• _Exercise goal_
What follows is a listing to be transcribed exactly.

• _Material for this exercise_

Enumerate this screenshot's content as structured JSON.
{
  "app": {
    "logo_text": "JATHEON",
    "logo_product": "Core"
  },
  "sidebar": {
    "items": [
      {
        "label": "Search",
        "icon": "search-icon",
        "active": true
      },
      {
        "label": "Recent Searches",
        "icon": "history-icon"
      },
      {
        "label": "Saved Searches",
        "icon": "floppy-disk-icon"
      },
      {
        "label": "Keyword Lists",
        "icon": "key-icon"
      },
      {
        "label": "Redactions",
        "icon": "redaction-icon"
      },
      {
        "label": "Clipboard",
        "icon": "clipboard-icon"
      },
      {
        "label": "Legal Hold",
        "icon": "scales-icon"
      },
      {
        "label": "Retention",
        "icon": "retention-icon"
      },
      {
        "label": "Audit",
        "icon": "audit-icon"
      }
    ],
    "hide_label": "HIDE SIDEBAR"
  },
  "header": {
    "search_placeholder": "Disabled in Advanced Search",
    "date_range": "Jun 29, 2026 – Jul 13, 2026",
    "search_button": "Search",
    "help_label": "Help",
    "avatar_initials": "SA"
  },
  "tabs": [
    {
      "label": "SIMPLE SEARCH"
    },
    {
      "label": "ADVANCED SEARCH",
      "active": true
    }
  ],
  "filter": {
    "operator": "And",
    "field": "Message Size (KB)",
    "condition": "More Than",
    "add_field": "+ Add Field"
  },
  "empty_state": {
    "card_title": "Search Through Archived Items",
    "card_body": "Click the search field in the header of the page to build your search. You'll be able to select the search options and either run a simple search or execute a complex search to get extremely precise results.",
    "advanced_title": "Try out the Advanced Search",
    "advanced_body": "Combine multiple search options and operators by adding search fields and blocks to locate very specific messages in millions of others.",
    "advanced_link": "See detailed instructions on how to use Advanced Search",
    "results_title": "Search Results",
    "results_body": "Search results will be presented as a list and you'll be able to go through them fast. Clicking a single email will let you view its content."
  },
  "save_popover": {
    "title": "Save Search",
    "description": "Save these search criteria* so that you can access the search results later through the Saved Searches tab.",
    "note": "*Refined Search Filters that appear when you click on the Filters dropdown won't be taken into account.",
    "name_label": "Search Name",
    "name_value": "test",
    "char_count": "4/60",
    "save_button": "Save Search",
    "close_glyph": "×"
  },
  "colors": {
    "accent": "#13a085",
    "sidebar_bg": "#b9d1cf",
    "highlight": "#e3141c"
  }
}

• _Result_
Enumerate this screenshot's content as structured JSON.
{
  "app": {
    "logo_text": "JATHEON",
    "logo_product": "Core"
  },
  "sidebar": {
    "items": [
      {
        "label": "Search",
        "icon": "search-icon",
        "active": true
      },
      {
        "label": "Recent Searches",
        "icon": "history-icon"
      },
      {
        "label": "Saved Searches",
        "icon": "floppy-disk-icon"
      },
      {
        "label": "Keyword Lists",
        "icon": "key-icon"
      },
      {
        "label": "Redactions",
        "icon": "redaction-icon"
      },
      {
        "label": "Clipboard",
        "icon": "clipboard-icon"
      },
      {
        "label": "Legal Hold",
        "icon": "scales-icon"
      },
      {
        "label": "Retention",
        "icon": "retention-icon"
      },
      {
        "label": "Audit",
        "icon": "audit-icon"
      }
    ],
    "hide_label": "HIDE SIDEBAR"
  },
  "header": {
    "search_placeholder": "Disabled in Advanced Search",
    "date_range": "Jun 29, 2026 – Jul 13, 2026",
    "search_button": "Search",
    "help_label": "Help",
    "avatar_initials": "SA"
  },
  "tabs": [
    {
      "label": "SIMPLE SEARCH"
    },
    {
      "label": "ADVANCED SEARCH",
      "active": true
    }
  ],
  "filter": {
    "operator": "And",
    "field": "Message Size (KB)",
    "condition": "More Than",
    "add_field": "+ Add Field"
  },
  "empty_state": {
    "card_title": "Search Through Archived Items",
    "card_body": "Click the search field in the header of the page to build your search. You'll be able to select the search options and either run a simple search or execute a complex search to get extremely precise results.",
    "advanced_title": "Try out the Advanced Search",
    "advanced_body": "Combine multiple search options and operators by adding search fields and blocks to locate very specific messages in millions of others.",
    "advanced_link": "See detailed instructions on how to use Advanced Search",
    "results_title": "Search Results",
    "results_body": "Search results will be presented as a list and you'll be able to go through them fast. Clicking a single email will let you view its content."
  },
  "save_popover": {
    "title": "Save Search",
    "description": "Save these search criteria* so that you can access the search results later through the Saved Searches tab.",
    "note": "*Refined Search Filters that appear when you click on the Filters dropdown won't be taken into account.",
    "name_label": "Search Name",
    "name_value": "test",
    "char_count": "4/60",
    "save_button": "Save Search",
    "close_glyph": "×"
  },
  "colors": {
    "accent": "#13a085",
    "sidebar_bg": "#b9d1cf",
    "highlight": "#e3141c"
  }
}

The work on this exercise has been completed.